**Goal**: Your task is to print every entry below exactly as given.

**Data supplied**:
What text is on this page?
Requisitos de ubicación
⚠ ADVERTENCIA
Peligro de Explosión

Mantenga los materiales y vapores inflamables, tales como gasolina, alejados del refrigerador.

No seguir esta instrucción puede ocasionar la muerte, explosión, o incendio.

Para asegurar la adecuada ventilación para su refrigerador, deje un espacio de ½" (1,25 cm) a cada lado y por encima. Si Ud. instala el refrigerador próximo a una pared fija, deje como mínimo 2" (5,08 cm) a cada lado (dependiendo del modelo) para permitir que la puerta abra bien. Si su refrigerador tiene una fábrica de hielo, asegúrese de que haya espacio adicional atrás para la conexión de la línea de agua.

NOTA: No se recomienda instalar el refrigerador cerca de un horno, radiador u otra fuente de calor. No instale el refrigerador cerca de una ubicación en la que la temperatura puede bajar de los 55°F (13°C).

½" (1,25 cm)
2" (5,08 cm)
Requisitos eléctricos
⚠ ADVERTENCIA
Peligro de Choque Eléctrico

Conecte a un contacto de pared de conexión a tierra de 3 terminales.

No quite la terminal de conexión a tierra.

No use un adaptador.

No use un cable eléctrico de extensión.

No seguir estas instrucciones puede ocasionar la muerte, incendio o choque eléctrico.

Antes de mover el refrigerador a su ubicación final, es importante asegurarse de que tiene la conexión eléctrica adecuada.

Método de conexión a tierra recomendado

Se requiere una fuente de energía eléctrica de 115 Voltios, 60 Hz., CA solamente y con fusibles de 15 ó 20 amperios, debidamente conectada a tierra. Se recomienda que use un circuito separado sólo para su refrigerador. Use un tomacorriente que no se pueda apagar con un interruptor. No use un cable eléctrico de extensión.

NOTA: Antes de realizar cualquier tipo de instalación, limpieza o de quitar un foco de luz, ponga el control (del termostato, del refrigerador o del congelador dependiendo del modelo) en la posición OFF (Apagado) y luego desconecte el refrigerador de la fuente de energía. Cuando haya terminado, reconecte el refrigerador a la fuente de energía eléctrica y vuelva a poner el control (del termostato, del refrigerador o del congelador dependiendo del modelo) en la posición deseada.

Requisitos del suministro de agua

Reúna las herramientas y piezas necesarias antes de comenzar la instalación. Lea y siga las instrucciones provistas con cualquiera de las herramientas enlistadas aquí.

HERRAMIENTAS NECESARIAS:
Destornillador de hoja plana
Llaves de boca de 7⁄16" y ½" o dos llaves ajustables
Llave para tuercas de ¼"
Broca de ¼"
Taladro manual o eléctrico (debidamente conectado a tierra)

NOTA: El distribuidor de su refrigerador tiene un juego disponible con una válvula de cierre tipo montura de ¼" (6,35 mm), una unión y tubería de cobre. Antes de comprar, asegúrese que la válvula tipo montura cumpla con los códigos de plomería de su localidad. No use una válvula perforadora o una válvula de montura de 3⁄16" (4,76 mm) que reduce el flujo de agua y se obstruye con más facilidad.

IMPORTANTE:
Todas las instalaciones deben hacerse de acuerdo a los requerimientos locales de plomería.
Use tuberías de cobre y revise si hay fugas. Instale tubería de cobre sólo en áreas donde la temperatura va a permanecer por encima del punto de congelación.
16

**Result below**:
What text is on this page?
Requisitos de ubicación
⚠ ADVERTENCIA
Peligro de Explosión

Mantenga los materiales y vapores inflamables, tales como gasolina, alejados del refrigerador.

No seguir esta instrucción puede ocasionar la muerte, explosión, o incendio.

Para asegurar la adecuada ventilación para su refrigerador, deje un espacio de ½" (1,25 cm) a cada lado y por encima. Si Ud. instala el refrigerador próximo a una pared fija, deje como mínimo 2" (5,08 cm) a cada lado (dependiendo del modelo) para permitir que la puerta abra bien. Si su refrigerador tiene una fábrica de hielo, asegúrese de que haya espacio adicional atrás para la conexión de la línea de agua.

NOTA: No se recomienda instalar el refrigerador cerca de un horno, radiador u otra fuente de calor. No instale el refrigerador cerca de una ubicación en la que la temperatura puede bajar de los 55°F (13°C).

½" (1,25 cm)
2" (5,08 cm)
Requisitos eléctricos
⚠ ADVERTENCIA
Peligro de Choque Eléctrico

Conecte a un contacto de pared de conexión a tierra de 3 terminales.

No quite la terminal de conexión a tierra.

No use un adaptador.

No use un cable eléctrico de extensión.

No seguir estas instrucciones puede ocasionar la muerte, incendio o choque eléctrico.

Antes de mover el refrigerador a su ubicación final, es importante asegurarse de que tiene la conexión eléctrica adecuada.

Método de conexión a tierra recomendado

Se requiere una fuente de energía eléctrica de 115 Voltios, 60 Hz., CA solamente y con fusibles de 15 ó 20 amperios, debidamente conectada a tierra. Se recomienda que use un circuito separado sólo para su refrigerador. Use un tomacorriente que no se pueda apagar con un interruptor. No use un cable eléctrico de extensión.

NOTA: Antes de realizar cualquier tipo de instalación, limpieza o de quitar un foco de luz, ponga el control (del termostato, del refrigerador o del congelador dependiendo del modelo) en la posición OFF (Apagado) y luego desconecte el refrigerador de la fuente de energía. Cuando haya terminado, reconecte el refrigerador a la fuente de energía eléctrica y vuelva a poner el control (del termostato, del refrigerador o del congelador dependiendo del modelo) en la posición deseada.

Requisitos del suministro de agua

Reúna las herramientas y piezas necesarias antes de comenzar la instalación. Lea y siga las instrucciones provistas con cualquiera de las herramientas enlistadas aquí.

HERRAMIENTAS NECESARIAS:
Destornillador de hoja plana
Llaves de boca de 7⁄16" y ½" o dos llaves ajustables
Llave para tuercas de ¼"
Broca de ¼"
Taladro manual o eléctrico (debidamente conectado a tierra)

NOTA: El distribuidor de su refrigerador tiene un juego disponible con una válvula de cierre tipo montura de ¼" (6,35 mm), una unión y tubería de cobre. Antes de comprar, asegúrese que la válvula tipo montura cumpla con los códigos de plomería de su localidad. No use una válvula perforadora o una válvula de montura de 3⁄16" (4,76 mm) que reduce el flujo de agua y se obstruye con más facilidad.

IMPORTANTE:
Todas las instalaciones deben hacerse de acuerdo a los requerimientos locales de plomería.
Use tuberías de cobre y revise si hay fugas. Instale tubería de cobre sólo en áreas donde la temperatura va a permanecer por encima del punto de congelación.
16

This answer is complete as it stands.